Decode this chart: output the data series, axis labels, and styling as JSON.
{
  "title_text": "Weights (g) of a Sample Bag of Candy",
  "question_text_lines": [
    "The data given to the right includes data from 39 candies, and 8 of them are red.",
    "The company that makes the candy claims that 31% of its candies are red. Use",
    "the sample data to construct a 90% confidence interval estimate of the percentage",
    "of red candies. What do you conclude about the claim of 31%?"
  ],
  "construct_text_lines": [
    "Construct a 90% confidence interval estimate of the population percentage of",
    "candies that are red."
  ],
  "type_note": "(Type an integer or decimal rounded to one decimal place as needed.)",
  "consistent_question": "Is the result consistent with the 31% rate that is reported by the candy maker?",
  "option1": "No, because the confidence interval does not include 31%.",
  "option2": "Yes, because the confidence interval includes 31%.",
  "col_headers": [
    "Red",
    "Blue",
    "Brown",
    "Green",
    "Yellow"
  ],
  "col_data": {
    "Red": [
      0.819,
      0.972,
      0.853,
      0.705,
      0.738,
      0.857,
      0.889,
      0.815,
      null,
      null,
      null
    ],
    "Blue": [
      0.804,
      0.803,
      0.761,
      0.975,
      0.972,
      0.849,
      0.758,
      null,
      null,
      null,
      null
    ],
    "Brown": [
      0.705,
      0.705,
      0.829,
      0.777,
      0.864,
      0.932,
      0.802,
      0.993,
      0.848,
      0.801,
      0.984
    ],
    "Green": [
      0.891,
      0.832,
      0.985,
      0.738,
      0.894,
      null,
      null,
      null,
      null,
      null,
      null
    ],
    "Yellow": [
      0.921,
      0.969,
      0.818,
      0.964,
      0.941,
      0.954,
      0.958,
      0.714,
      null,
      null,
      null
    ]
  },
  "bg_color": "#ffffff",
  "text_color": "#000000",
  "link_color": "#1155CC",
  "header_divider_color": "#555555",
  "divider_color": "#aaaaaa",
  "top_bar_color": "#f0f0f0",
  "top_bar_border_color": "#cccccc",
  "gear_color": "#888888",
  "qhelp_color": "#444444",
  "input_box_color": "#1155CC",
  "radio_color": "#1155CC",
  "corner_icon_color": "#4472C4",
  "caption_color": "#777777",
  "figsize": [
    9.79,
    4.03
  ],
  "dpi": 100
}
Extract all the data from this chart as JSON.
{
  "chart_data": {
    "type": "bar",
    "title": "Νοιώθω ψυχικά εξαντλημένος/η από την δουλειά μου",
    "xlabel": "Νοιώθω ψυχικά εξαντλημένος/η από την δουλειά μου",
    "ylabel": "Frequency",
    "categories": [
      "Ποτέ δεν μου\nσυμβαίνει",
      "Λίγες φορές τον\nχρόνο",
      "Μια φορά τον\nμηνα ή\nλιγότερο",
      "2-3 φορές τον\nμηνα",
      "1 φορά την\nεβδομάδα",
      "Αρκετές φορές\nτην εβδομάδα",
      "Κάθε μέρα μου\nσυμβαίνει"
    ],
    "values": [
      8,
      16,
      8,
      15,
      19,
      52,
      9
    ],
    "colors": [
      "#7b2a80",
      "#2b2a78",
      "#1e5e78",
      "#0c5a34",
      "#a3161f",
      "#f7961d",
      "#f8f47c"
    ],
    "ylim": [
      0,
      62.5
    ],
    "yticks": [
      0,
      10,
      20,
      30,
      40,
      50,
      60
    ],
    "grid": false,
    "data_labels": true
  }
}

= = = =

(What is expected):
Of all the lines in the data above, state how many include "interval". Say only the number.

(Worked solution):
4